==== Data rows
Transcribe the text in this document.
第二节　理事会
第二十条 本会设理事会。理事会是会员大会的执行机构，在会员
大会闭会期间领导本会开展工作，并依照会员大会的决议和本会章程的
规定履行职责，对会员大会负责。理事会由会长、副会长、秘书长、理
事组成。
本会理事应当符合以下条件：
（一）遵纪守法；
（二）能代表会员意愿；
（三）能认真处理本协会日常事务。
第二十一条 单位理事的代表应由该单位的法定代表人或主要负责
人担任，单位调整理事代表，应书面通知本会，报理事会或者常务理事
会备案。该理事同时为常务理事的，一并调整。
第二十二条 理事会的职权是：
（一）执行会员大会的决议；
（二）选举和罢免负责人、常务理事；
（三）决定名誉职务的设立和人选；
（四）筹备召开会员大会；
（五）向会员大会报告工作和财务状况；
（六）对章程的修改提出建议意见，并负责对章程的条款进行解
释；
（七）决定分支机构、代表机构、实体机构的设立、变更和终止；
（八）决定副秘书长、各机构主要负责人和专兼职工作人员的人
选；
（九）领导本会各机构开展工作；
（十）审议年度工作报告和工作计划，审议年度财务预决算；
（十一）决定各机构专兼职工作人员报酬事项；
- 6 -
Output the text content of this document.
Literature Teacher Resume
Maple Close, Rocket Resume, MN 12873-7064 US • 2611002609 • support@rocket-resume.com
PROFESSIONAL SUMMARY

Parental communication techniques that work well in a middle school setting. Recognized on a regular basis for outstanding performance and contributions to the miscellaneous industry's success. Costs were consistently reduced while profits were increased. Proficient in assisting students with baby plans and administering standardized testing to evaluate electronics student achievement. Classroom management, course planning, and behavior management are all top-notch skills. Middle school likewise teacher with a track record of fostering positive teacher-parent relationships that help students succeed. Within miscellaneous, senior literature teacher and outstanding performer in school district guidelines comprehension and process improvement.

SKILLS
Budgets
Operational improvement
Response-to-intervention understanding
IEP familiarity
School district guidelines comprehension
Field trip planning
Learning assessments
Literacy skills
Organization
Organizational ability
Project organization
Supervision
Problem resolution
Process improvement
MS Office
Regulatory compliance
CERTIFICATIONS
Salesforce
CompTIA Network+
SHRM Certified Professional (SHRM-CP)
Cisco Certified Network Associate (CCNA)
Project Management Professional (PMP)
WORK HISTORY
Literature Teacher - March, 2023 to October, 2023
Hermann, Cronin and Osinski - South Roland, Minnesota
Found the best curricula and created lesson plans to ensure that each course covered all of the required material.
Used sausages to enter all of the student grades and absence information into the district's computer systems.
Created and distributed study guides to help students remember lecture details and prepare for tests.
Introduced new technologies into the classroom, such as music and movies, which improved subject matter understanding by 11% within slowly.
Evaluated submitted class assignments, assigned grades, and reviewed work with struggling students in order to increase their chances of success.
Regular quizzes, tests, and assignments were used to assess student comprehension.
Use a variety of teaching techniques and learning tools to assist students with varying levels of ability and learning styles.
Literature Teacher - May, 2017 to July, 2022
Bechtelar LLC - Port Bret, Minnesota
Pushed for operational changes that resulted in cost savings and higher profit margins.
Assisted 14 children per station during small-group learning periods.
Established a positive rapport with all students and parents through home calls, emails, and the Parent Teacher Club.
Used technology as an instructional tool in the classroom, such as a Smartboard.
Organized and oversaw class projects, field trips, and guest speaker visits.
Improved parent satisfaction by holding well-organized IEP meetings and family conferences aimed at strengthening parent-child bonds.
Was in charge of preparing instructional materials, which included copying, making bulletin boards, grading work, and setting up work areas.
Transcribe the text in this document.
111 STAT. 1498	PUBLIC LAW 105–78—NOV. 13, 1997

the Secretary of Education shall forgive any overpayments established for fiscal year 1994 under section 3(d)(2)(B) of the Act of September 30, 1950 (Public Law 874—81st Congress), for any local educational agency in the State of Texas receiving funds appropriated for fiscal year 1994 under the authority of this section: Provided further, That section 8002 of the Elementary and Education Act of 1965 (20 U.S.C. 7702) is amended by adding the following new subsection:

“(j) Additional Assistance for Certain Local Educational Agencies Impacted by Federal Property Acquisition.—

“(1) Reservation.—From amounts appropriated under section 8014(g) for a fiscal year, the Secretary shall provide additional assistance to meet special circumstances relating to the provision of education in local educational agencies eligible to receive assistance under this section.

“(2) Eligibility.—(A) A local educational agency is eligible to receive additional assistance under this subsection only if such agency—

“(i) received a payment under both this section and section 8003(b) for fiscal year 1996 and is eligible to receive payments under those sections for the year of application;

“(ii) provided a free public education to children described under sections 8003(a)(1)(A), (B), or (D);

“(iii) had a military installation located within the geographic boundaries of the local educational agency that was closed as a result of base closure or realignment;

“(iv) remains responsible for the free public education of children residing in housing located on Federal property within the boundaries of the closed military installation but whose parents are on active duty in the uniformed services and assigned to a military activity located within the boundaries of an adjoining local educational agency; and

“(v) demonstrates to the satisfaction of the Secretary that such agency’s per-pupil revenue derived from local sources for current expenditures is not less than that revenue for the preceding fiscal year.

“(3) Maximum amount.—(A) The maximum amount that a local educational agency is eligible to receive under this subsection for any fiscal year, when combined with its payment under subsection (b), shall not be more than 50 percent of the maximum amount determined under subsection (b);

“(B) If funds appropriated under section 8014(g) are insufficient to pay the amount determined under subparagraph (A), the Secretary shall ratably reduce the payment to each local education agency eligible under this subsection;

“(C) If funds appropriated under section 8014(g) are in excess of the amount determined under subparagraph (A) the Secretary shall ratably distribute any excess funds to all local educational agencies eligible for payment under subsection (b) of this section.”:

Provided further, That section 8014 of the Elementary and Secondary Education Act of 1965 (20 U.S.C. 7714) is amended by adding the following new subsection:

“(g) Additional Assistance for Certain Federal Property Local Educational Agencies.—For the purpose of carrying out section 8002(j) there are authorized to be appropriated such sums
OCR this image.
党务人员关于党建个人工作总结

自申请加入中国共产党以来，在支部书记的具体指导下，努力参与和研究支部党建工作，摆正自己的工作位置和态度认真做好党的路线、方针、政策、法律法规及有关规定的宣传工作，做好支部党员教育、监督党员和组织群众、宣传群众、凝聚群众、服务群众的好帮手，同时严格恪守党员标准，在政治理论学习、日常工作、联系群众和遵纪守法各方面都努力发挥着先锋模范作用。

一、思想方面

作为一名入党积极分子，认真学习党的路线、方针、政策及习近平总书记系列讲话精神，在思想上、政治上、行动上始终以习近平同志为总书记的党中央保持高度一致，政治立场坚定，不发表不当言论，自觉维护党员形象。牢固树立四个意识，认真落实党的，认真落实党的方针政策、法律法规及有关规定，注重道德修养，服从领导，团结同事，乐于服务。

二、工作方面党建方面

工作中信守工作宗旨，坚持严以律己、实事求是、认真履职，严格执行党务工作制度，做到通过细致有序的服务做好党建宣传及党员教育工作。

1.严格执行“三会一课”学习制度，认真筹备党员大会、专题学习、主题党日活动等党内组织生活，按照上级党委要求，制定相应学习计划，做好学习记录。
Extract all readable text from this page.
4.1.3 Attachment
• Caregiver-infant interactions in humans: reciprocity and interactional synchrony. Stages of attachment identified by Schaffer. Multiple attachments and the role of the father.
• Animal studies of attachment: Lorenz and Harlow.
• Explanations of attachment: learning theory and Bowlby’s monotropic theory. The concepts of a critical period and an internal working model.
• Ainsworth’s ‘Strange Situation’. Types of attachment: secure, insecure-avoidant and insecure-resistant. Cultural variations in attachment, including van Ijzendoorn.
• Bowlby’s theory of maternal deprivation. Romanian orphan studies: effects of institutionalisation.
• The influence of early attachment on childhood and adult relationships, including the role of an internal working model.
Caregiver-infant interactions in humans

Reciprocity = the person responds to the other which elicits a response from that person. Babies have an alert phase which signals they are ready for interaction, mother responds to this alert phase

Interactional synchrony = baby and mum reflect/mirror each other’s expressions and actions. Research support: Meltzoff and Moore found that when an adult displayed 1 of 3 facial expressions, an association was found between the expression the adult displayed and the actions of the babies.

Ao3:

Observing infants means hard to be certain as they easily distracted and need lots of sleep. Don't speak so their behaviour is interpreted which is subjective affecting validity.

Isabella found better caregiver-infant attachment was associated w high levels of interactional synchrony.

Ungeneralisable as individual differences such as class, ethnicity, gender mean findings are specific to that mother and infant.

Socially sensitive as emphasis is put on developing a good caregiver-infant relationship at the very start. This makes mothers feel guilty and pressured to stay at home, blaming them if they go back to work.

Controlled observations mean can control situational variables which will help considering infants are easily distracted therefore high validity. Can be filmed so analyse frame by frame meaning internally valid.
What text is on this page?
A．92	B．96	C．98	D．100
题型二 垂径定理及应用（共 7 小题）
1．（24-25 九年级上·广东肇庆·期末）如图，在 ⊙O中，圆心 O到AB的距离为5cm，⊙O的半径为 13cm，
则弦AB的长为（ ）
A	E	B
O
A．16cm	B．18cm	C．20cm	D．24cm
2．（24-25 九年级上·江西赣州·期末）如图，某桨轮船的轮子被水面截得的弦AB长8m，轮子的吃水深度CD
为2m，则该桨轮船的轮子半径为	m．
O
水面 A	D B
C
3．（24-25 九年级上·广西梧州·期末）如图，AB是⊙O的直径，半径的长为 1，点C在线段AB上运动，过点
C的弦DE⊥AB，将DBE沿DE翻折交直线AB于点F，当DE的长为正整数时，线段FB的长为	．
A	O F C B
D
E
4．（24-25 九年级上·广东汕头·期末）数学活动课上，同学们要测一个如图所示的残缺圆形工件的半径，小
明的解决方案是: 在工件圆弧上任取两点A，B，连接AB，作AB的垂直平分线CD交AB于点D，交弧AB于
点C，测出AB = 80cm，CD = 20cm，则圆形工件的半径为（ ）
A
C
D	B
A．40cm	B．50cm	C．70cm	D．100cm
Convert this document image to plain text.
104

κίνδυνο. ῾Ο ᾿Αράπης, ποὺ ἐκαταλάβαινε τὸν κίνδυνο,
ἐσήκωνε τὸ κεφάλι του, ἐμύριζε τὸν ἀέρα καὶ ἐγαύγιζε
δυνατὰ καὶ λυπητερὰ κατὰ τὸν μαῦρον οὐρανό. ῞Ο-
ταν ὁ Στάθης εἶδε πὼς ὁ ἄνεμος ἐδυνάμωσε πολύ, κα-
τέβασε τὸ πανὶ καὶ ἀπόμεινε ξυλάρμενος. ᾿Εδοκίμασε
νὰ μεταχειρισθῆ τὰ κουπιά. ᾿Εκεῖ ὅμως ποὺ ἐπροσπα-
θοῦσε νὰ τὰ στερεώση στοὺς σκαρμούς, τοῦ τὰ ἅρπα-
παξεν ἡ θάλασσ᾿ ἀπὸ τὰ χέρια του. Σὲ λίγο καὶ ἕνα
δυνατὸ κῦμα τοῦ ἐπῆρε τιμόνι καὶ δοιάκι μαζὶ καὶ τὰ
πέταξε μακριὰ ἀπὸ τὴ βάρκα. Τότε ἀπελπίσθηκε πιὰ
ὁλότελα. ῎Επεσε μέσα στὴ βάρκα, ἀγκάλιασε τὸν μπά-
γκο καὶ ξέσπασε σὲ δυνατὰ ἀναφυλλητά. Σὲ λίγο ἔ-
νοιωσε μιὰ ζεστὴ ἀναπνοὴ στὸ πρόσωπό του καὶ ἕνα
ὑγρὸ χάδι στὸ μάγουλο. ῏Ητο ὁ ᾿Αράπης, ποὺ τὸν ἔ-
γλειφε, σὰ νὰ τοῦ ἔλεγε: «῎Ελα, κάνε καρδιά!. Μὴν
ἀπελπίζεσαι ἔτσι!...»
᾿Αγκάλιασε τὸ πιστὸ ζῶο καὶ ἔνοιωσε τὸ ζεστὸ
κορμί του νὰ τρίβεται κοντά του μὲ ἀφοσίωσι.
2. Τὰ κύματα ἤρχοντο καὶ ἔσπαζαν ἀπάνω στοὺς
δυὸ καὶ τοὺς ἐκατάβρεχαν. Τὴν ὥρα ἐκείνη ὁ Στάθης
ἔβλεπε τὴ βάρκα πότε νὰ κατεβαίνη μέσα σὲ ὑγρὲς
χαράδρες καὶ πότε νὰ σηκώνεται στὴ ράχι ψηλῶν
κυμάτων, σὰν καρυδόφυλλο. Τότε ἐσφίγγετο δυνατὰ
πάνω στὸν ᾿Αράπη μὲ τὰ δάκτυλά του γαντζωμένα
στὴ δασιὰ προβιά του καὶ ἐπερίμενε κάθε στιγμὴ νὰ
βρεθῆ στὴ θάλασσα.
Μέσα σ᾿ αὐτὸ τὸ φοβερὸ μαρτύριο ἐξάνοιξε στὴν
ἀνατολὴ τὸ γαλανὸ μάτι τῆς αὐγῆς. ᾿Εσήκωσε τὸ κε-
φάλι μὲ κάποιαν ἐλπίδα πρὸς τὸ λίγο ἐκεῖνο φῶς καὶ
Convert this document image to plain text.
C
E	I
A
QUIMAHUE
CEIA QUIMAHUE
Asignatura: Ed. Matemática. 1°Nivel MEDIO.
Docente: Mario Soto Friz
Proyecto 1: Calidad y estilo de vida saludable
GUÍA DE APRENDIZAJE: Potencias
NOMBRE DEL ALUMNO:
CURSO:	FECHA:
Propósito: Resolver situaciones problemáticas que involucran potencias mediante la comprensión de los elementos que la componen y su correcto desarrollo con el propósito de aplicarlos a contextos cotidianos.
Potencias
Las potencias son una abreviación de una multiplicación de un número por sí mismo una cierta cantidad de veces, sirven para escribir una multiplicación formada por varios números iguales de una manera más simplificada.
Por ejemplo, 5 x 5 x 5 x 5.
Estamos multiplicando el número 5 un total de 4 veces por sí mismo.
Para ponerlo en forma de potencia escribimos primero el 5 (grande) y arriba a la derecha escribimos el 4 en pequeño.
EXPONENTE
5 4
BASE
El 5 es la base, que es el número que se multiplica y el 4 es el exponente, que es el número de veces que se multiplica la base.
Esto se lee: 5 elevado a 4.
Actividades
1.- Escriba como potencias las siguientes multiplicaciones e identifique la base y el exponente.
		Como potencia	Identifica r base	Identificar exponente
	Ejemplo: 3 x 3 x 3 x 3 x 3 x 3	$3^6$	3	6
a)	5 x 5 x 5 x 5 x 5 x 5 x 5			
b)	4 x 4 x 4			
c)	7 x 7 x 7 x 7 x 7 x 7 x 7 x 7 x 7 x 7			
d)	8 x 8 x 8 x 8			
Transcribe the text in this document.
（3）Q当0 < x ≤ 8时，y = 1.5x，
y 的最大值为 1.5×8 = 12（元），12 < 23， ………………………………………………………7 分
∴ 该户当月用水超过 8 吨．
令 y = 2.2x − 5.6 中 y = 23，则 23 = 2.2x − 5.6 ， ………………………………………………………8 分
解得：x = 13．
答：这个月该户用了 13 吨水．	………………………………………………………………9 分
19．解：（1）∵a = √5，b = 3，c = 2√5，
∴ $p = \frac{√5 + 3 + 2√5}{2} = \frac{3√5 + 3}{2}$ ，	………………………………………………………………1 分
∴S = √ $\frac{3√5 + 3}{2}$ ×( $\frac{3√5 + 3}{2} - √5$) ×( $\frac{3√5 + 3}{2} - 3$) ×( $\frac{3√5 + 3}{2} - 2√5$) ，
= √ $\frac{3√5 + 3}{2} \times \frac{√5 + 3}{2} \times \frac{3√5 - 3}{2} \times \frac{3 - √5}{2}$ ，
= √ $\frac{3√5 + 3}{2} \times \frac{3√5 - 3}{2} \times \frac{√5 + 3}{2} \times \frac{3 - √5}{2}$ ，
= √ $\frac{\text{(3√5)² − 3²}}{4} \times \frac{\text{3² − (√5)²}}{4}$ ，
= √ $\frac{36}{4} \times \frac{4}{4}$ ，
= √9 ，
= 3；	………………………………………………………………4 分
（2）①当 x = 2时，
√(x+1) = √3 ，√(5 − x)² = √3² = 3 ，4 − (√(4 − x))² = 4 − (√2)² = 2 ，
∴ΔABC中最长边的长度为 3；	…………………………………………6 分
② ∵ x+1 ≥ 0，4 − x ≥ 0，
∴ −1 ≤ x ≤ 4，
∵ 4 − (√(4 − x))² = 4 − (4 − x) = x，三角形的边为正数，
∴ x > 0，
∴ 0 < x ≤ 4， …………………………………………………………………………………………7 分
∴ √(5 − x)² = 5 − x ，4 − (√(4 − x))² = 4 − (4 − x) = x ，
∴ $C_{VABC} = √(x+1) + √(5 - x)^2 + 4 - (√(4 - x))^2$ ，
========
→ Problem to work on:
Copy out every line in the entries above that holds "understanding".

→ Response to this task:
Response-to-intervention understanding
Introduced new technologies into the classroom, such as music and movies, which improved subject matter understanding by 11% within slowly.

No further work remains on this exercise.